- _Exercise task_
Print the listing below in its entirety, character for character.

- _Records for processing_
************
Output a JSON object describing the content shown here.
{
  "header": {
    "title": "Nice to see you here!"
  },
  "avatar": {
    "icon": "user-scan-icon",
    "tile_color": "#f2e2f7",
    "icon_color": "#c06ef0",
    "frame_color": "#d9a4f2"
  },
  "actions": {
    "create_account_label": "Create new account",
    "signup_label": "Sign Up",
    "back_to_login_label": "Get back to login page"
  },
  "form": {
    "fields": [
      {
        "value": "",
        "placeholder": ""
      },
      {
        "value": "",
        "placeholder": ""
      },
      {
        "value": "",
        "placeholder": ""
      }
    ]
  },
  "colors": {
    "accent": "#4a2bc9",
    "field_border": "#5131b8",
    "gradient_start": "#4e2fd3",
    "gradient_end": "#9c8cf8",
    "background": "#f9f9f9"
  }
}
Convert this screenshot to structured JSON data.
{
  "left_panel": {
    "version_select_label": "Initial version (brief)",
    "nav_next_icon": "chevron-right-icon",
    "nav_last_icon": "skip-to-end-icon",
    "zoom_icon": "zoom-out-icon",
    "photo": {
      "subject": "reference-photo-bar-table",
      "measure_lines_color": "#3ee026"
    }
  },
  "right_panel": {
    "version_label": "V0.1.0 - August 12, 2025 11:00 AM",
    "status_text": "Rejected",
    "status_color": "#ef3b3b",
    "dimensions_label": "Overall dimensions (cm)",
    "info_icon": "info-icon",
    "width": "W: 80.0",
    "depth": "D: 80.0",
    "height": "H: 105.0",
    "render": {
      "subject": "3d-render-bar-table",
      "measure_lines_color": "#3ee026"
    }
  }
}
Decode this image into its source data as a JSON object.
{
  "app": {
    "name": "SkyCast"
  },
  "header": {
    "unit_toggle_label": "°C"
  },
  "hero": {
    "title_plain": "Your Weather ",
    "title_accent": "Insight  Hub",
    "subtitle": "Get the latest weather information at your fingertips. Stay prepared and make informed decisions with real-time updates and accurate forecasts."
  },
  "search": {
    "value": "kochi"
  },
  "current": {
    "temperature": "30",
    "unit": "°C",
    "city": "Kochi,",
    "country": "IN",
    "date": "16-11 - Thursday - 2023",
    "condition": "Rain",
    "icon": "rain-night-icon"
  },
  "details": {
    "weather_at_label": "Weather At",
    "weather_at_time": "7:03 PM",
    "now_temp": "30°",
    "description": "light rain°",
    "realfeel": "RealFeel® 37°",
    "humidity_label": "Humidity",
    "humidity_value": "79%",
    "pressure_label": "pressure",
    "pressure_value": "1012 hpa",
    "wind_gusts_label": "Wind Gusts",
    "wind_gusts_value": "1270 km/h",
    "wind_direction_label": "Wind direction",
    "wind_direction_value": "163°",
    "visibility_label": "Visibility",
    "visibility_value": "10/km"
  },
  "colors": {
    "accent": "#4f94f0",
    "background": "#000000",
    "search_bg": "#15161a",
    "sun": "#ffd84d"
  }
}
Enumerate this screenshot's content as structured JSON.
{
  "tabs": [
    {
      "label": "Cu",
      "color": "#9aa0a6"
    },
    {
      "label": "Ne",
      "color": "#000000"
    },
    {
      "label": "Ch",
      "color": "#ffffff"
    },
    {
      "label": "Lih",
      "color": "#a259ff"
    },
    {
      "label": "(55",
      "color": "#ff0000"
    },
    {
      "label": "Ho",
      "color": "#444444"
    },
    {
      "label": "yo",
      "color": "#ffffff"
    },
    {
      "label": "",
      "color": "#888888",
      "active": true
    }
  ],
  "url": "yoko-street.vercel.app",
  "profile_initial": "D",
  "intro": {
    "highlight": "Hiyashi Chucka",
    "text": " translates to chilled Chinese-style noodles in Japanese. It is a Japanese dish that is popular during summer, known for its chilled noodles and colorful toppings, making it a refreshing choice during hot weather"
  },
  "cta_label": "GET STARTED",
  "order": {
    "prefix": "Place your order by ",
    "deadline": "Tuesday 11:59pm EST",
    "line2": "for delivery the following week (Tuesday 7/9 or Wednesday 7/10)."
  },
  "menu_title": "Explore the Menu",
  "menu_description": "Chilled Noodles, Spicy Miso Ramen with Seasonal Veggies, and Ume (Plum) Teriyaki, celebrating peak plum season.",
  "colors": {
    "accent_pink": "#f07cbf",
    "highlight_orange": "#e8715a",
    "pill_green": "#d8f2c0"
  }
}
************
- _Solution to this problem_
Output a JSON object describing the content shown here.
{
  "header": {
    "title": "Nice to see you here!"
  },
  "avatar": {
    "icon": "user-scan-icon",
    "tile_color": "#f2e2f7",
    "icon_color": "#c06ef0",
    "frame_color": "#d9a4f2"
  },
  "actions": {
    "create_account_label": "Create new account",
    "signup_label": "Sign Up",
    "back_to_login_label": "Get back to login page"
  },
  "form": {
    "fields": [
      {
        "value": "",
        "placeholder": ""
      },
      {
        "value": "",
        "placeholder": ""
      },
      {
        "value": "",
        "placeholder": ""
      }
    ]
  },
  "colors": {
    "accent": "#4a2bc9",
    "field_border": "#5131b8",
    "gradient_start": "#4e2fd3",
    "gradient_end": "#9c8cf8",
    "background": "#f9f9f9"
  }
}
Convert this screenshot to structured JSON data.
{
  "left_panel": {
    "version_select_label": "Initial version (brief)",
    "nav_next_icon": "chevron-right-icon",
    "nav_last_icon": "skip-to-end-icon",
    "zoom_icon": "zoom-out-icon",
    "photo": {
      "subject": "reference-photo-bar-table",
      "measure_lines_color": "#3ee026"
    }
  },
  "right_panel": {
    "version_label": "V0.1.0 - August 12, 2025 11:00 AM",
    "status_text": "Rejected",
    "status_color": "#ef3b3b",
    "dimensions_label": "Overall dimensions (cm)",
    "info_icon": "info-icon",
    "width": "W: 80.0",
    "depth": "D: 80.0",
    "height": "H: 105.0",
    "render": {
      "subject": "3d-render-bar-table",
      "measure_lines_color": "#3ee026"
    }
  }
}
Decode this image into its source data as a JSON object.
{
  "app": {
    "name": "SkyCast"
  },
  "header": {
    "unit_toggle_label": "°C"
  },
  "hero": {
    "title_plain": "Your Weather ",
    "title_accent": "Insight  Hub",
    "subtitle": "Get the latest weather information at your fingertips. Stay prepared and make informed decisions with real-time updates and accurate forecasts."
  },
  "search": {
    "value": "kochi"
  },
  "current": {
    "temperature": "30",
    "unit": "°C",
    "city": "Kochi,",
    "country": "IN",
    "date": "16-11 - Thursday - 2023",
    "condition": "Rain",
    "icon": "rain-night-icon"
  },
  "details": {
    "weather_at_label": "Weather At",
    "weather_at_time": "7:03 PM",
    "now_temp": "30°",
    "description": "light rain°",
    "realfeel": "RealFeel® 37°",
    "humidity_label": "Humidity",
    "humidity_value": "79%",
    "pressure_label": "pressure",
    "pressure_value": "1012 hpa",
    "wind_gusts_label": "Wind Gusts",
    "wind_gusts_value": "1270 km/h",
    "wind_direction_label": "Wind direction",
    "wind_direction_value": "163°",
    "visibility_label": "Visibility",
    "visibility_value": "10/km"
  },
  "colors": {
    "accent": "#4f94f0",
    "background": "#000000",
    "search_bg": "#15161a",
    "sun": "#ffd84d"
  }
}
Enumerate this screenshot's content as structured JSON.
{
  "tabs": [
    {
      "label": "Cu",
      "color": "#9aa0a6"
    },
    {
      "label": "Ne",
      "color": "#000000"
    },
    {
      "label": "Ch",
      "color": "#ffffff"
    },
    {
      "label": "Lih",
      "color": "#a259ff"
    },
    {
      "label": "(55",
      "color": "#ff0000"
    },
    {
      "label": "Ho",
      "color": "#444444"
    },
    {
      "label": "yo",
      "color": "#ffffff"
    },
    {
      "label": "",
      "color": "#888888",
      "active": true
    }
  ],
  "url": "yoko-street.vercel.app",
  "profile_initial": "D",
  "intro": {
    "highlight": "Hiyashi Chucka",
    "text": " translates to chilled Chinese-style noodles in Japanese. It is a Japanese dish that is popular during summer, known for its chilled noodles and colorful toppings, making it a refreshing choice during hot weather"
  },
  "cta_label": "GET STARTED",
  "order": {
    "prefix": "Place your order by ",
    "deadline": "Tuesday 11:59pm EST",
    "line2": "for delivery the following week (Tuesday 7/9 or Wednesday 7/10)."
  },
  "menu_title": "Explore the Menu",
  "menu_description": "Chilled Noodles, Spicy Miso Ramen with Seasonal Veggies, and Ume (Plum) Teriyaki, celebrating peak plum season.",
  "colors": {
    "accent_pink": "#f07cbf",
    "highlight_orange": "#e8715a",
    "pill_green": "#d8f2c0"
  }
}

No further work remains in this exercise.